■ TEXT FOR ANALYSIS ■
· · · · · · ·

3. Multi-Aspect Question Reformulation (MQR)
MQR systematically expands the dataset into intrinsically harder variants, targeting three difficulty axes per original question:
| Aspect | Description | Example Modification |
|---|---|---|
| Background | Embed irrelevant context | Add unrelated story/background detail, increasing lexical noise |
| Term | Symbolic abstraction | Define new symbol/concept (e.g., "euro-gap ") to abstract |
| Sub-Problem | Nested reasoning | Prepend/extract a key sub-task, requiring multi-step reasoning |
The reformulation workflow utilizes a simple prompting pipeline with a writer LLM (e.g., OpenAI o3 or smaller open-source), applying three fixed instructions to generate each aspect while constraining the gold answer to remain invariant throughout all variants. Notably, no solution regeneration is required, minimizing computational overhead.
4. Integration and Synergistic Optimization
MathForge constructs a synergistic training loop where original and MQR-augmented questions are interleaved within RLVR batches. DGPO's update mechanics—equalizing per-question contributions and further up-weighting harder, MQR-derived instances—ensure these challenging samples have pronounced impact on policy improvement. Empirical evidence demonstrates that such integrated training produces lower training-set accuracy (reflecting problem difficulty), concomitantly elevating generalization and test accuracy ("train harder, test better").
DGPO’s valid token-level gradient averaging and batchwise question weighting sustain stable optimization dynamics, as confirmed through convergence plots showing widening accuracy gaps relative to GRPO baselines on both original and enhanced datasets (Dai et al., 28 Jan 2026).

· · · · · · ·

■ STUDY MATERIAL ■
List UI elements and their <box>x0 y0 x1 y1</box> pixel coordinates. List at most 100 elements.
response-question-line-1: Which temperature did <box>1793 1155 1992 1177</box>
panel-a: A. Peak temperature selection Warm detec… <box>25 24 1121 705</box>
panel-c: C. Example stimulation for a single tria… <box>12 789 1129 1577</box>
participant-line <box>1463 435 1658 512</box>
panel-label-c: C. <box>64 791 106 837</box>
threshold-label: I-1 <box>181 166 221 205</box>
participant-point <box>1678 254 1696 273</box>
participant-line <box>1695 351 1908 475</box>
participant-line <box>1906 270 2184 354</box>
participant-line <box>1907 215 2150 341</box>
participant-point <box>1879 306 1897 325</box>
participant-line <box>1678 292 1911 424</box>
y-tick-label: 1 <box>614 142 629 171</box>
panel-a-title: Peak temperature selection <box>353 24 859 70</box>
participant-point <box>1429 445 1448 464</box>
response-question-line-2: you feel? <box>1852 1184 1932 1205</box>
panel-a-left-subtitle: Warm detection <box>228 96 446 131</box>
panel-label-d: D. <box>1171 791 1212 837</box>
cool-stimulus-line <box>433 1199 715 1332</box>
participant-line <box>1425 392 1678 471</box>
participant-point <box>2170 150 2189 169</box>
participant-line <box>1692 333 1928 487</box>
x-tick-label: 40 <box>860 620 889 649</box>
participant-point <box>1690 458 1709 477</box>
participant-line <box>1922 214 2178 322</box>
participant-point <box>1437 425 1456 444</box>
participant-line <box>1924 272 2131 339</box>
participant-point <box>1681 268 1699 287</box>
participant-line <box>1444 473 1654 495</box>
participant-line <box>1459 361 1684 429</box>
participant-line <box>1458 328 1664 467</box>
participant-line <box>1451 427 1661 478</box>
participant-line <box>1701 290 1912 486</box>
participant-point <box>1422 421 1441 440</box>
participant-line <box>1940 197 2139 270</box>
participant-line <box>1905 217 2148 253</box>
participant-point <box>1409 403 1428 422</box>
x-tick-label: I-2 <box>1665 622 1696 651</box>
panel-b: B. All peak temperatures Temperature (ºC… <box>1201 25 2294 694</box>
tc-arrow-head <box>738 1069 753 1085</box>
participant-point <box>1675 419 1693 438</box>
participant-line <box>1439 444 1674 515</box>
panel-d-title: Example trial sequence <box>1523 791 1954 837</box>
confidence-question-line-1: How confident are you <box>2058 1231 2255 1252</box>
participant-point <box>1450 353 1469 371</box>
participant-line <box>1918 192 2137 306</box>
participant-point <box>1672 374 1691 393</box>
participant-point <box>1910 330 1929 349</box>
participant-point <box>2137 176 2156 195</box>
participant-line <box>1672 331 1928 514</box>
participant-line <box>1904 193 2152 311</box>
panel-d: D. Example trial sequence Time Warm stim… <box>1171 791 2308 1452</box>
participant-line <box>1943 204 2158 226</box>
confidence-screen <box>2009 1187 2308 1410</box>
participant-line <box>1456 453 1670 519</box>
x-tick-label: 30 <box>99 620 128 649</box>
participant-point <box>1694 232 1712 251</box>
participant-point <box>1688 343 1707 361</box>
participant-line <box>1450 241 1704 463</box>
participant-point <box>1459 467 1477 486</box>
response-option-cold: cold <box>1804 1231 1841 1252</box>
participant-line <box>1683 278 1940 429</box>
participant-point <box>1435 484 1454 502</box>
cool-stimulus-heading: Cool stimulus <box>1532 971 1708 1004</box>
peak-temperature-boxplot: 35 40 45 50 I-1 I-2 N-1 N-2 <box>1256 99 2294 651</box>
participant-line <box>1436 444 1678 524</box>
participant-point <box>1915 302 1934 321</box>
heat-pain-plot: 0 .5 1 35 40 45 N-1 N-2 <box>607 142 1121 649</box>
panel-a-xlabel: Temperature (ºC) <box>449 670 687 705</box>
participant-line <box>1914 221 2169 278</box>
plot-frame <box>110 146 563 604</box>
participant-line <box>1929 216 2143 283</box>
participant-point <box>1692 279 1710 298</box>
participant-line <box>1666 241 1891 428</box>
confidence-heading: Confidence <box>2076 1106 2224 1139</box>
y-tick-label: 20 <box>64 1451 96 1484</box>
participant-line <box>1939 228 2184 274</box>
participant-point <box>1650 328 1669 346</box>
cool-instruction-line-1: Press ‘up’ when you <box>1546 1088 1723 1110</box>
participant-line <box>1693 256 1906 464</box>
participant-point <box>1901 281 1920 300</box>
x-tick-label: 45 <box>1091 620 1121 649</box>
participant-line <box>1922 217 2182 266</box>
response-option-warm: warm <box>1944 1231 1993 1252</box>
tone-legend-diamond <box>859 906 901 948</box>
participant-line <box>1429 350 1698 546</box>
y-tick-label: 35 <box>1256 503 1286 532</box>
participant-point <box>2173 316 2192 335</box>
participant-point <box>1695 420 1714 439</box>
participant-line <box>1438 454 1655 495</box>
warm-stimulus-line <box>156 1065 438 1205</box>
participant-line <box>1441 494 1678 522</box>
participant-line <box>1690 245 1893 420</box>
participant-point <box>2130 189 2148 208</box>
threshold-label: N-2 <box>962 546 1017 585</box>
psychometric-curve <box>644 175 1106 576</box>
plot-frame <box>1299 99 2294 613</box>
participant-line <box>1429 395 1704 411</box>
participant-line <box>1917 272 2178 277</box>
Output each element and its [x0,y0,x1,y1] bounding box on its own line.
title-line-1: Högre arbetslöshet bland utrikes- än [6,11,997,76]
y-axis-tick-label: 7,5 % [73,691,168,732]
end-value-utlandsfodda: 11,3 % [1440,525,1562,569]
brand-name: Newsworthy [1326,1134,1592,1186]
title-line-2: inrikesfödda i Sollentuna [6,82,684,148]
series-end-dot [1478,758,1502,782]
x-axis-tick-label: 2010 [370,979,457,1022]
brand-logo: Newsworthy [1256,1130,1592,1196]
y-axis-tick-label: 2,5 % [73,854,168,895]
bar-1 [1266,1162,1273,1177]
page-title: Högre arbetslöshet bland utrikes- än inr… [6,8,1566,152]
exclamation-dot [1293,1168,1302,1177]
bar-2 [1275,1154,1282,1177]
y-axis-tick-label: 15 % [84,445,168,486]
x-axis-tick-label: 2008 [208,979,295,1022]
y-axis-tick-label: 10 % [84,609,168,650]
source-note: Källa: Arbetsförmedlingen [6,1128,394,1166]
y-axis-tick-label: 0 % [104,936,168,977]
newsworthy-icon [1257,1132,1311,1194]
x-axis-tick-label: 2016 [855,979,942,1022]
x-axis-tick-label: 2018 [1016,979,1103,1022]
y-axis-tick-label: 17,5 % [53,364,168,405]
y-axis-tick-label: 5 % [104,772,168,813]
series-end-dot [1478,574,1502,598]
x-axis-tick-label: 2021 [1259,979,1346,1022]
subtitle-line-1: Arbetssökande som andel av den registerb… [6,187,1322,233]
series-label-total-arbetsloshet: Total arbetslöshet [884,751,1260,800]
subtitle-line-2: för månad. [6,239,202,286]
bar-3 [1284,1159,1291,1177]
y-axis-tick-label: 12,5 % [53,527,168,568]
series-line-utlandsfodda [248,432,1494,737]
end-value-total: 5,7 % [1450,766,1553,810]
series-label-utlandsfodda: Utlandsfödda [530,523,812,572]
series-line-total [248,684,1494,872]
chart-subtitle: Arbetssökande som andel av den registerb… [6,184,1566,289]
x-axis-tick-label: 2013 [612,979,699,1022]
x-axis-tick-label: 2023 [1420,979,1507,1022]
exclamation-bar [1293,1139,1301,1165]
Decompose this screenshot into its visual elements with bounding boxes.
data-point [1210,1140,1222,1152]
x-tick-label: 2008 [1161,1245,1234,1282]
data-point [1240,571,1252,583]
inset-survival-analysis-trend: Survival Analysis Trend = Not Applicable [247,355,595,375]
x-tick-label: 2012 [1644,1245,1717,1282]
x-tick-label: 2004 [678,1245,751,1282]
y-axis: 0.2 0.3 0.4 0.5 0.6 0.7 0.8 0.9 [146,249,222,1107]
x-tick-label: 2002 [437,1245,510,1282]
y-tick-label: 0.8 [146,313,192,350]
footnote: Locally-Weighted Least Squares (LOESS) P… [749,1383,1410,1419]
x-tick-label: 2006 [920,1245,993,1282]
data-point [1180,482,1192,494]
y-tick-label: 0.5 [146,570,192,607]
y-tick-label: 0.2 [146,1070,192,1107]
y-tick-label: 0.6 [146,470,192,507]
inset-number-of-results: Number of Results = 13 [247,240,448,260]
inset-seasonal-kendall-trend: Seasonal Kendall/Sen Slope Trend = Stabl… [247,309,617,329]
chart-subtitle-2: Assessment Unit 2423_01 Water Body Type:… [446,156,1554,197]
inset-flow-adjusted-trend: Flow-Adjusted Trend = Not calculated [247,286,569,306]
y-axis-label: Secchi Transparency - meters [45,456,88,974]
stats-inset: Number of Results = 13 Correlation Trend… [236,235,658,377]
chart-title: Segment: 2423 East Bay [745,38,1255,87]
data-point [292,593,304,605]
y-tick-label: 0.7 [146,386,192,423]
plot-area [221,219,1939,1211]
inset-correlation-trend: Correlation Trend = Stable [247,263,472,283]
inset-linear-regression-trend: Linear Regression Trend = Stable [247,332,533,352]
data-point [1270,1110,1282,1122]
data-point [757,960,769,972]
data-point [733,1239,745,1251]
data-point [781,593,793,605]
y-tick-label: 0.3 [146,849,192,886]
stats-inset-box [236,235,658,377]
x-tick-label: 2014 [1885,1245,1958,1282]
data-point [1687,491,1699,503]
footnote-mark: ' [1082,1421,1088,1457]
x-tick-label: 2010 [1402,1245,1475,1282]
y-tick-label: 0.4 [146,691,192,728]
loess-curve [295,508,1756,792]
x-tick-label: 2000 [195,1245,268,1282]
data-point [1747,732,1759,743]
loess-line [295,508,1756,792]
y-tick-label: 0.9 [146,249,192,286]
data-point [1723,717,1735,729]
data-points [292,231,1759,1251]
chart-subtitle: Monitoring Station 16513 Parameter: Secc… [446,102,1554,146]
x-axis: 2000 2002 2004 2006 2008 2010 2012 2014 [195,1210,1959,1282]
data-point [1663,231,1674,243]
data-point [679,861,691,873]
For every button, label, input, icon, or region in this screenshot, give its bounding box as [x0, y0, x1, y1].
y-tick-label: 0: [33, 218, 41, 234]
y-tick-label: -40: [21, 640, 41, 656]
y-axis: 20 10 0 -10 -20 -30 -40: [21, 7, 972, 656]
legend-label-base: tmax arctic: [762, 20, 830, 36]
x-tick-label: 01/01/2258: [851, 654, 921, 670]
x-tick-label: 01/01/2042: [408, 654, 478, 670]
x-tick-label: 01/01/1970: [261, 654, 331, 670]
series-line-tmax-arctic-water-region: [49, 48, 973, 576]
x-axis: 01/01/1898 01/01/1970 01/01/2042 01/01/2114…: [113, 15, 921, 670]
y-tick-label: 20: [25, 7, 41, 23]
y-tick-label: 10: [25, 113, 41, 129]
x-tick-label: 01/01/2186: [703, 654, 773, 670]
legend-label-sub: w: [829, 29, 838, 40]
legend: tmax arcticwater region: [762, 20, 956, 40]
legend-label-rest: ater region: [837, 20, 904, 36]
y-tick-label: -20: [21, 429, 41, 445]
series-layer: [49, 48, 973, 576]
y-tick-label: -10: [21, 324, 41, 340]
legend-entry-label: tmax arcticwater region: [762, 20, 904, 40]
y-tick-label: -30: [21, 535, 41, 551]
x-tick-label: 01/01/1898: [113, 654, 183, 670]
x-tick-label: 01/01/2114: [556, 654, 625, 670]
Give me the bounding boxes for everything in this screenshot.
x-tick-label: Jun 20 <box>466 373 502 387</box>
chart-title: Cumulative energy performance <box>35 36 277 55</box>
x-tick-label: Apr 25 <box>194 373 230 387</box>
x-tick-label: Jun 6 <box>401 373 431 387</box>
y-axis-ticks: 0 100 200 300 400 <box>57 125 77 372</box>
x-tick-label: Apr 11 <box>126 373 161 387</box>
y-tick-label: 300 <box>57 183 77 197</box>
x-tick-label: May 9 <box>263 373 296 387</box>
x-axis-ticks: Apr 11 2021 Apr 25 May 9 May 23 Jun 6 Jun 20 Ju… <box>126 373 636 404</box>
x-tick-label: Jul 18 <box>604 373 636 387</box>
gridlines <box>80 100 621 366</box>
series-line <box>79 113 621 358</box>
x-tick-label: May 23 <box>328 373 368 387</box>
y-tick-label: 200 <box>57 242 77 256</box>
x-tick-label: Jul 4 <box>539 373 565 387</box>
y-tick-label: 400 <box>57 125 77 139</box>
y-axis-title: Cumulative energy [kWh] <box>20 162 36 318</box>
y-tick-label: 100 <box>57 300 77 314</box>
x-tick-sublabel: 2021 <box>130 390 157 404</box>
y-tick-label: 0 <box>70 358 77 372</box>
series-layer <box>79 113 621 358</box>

· · · · · · ·

■ TASKS TO CARRY OUT ■
• A. Extract everything in the passage on question reformulation from "3. Multi-Aspect Question" down to "minimizing computational overhead.".
• B. In the passage on question reformulation, what must stay the same across all the reformulated variants?

■ SOLUTIONS PER TASK ■
• A.
3. Multi-Aspect Question Reformulation (MQR)
MQR systematically expands the dataset into intrinsically harder variants, targeting three difficulty axes per original question:
| Aspect | Description | Example Modification |
|---|---|---|
| Background | Embed irrelevant context | Add unrelated story/background detail, increasing lexical noise |
| Term | Symbolic abstraction | Define new symbol/concept (e.g., "euro-gap ") to abstract |
| Sub-Problem | Nested reasoning | Prepend/extract a key sub-task, requiring multi-step reasoning |
The reformulation workflow utilizes a simple prompting pipeline with a writer LLM (e.g., OpenAI o3 or smaller open-source), applying three fixed instructions to generate each aspect while constraining the gold answer to remain invariant throughout all variants. Notably, no solution regeneration is required, minimizing computational overhead.

• B. The gold answer.